Figure contents as structured data
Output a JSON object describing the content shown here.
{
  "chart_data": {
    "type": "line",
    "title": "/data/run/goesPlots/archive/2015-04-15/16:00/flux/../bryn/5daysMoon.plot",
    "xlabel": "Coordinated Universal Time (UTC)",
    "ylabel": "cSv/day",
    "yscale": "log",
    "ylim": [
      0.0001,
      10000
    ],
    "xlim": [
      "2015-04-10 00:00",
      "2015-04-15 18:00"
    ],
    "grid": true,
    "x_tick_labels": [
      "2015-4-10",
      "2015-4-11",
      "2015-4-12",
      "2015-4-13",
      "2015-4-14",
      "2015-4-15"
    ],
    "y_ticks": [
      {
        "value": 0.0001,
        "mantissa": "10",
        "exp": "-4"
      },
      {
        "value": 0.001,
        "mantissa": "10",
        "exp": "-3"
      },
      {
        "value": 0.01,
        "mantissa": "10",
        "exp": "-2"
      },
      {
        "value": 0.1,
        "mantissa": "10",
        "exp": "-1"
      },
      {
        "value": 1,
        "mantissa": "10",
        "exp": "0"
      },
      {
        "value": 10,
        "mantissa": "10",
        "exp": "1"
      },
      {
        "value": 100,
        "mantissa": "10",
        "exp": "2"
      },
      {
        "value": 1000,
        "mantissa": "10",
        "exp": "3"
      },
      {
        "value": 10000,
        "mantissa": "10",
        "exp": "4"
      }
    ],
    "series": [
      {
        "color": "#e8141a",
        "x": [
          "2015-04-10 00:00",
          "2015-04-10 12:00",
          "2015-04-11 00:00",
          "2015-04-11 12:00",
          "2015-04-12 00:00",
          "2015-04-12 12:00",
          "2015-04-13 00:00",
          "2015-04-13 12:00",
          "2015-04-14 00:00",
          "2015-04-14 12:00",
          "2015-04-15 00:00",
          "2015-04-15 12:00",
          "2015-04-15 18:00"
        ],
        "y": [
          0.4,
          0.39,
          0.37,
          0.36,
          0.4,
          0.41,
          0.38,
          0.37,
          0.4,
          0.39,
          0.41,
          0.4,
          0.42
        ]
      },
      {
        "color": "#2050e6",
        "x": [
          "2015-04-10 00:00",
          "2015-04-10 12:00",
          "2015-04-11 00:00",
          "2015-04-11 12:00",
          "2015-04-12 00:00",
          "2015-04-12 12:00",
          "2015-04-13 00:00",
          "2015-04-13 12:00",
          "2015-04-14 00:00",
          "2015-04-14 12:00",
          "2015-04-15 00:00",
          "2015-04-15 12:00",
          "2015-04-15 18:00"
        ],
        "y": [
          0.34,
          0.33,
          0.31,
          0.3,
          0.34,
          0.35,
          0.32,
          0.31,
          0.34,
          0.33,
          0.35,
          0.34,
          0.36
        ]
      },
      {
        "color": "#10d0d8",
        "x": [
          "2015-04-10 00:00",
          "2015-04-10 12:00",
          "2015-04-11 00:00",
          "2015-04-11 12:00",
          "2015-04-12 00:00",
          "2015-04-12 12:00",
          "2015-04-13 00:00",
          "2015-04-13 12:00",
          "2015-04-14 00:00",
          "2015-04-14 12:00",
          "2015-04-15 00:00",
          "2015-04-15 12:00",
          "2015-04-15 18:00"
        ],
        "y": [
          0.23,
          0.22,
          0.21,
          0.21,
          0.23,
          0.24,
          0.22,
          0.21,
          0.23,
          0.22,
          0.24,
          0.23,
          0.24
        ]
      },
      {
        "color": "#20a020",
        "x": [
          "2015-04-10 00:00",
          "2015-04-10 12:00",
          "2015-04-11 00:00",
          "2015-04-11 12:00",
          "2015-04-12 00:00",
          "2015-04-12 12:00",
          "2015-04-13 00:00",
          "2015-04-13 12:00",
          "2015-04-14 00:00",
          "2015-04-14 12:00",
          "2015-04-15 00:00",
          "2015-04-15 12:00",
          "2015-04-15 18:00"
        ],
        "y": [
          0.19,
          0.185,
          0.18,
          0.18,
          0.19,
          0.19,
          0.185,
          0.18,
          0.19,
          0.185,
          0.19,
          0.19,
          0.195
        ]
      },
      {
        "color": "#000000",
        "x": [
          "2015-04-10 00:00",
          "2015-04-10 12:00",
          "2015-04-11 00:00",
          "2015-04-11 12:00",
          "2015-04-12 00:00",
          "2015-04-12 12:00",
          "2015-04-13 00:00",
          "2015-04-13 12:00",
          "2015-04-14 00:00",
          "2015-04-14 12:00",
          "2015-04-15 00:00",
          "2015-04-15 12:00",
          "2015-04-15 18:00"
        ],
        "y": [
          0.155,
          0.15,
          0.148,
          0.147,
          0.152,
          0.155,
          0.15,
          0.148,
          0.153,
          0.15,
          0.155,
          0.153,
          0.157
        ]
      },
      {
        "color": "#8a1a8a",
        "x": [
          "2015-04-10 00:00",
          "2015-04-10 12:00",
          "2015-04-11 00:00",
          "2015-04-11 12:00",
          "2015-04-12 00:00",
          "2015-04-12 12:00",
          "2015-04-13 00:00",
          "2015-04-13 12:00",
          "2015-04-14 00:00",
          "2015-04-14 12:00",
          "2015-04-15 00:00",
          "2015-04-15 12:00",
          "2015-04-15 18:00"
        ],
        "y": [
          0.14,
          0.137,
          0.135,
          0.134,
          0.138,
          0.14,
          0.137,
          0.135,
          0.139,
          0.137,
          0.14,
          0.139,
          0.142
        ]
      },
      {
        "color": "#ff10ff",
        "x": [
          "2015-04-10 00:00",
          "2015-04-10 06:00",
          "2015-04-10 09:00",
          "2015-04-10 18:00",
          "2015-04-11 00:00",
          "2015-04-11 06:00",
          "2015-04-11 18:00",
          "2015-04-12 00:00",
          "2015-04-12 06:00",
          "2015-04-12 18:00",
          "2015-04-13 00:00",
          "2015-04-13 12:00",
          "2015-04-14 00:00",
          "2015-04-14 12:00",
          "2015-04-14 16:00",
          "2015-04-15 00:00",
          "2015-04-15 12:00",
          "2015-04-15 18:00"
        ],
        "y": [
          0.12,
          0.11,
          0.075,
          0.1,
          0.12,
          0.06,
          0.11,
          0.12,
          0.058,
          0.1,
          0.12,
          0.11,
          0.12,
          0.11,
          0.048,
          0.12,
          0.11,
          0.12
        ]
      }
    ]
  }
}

--

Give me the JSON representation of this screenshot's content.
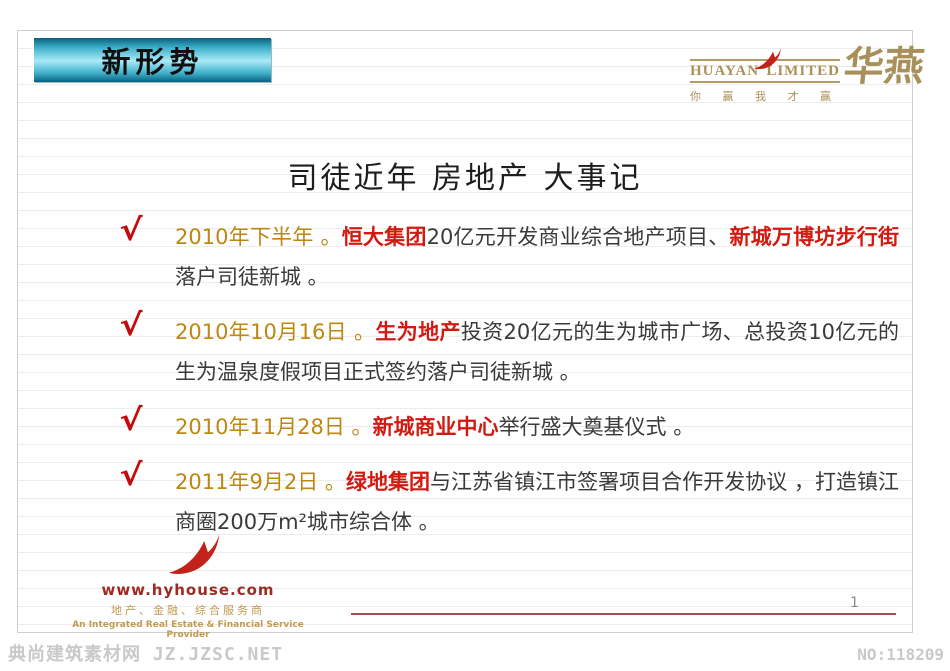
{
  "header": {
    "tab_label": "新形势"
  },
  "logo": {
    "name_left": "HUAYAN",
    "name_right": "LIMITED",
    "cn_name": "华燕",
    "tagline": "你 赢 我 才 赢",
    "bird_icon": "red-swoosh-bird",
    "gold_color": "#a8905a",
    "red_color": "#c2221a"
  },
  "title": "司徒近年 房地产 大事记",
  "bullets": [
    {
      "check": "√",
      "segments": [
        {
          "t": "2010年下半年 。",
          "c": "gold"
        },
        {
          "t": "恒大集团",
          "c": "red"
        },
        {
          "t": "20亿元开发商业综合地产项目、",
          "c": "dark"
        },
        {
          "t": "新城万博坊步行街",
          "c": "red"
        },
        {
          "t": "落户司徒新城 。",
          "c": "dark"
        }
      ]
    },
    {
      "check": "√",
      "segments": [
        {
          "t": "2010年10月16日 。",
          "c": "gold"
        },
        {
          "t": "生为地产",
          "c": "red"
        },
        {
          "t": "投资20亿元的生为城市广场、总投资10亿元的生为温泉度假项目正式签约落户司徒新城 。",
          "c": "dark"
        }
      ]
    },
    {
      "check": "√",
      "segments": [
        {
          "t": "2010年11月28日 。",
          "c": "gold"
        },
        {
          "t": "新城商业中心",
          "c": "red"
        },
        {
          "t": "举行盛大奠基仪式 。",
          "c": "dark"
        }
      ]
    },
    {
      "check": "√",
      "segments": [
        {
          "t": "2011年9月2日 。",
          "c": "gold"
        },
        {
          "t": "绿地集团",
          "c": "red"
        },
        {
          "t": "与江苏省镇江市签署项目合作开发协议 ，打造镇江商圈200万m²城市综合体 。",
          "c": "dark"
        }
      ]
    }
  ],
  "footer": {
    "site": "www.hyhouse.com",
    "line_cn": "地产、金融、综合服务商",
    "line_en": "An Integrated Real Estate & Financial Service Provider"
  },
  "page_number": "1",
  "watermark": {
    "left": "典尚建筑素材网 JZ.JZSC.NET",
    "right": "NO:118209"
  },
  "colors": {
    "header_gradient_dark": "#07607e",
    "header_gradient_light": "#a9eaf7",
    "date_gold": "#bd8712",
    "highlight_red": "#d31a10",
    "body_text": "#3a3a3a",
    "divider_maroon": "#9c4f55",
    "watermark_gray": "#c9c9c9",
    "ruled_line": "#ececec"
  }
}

• _TASK BRIEF_
Go through the records and show every line with the string "value" in it.

• _RESULT OF THIS TASK_
        "value": 0.0001,
        "value": 0.001,
        "value": 0.01,
        "value": 0.1,
        "value": 1,
        "value": 10,
        "value": 100,
        "value": 1000,
        "value": 10000,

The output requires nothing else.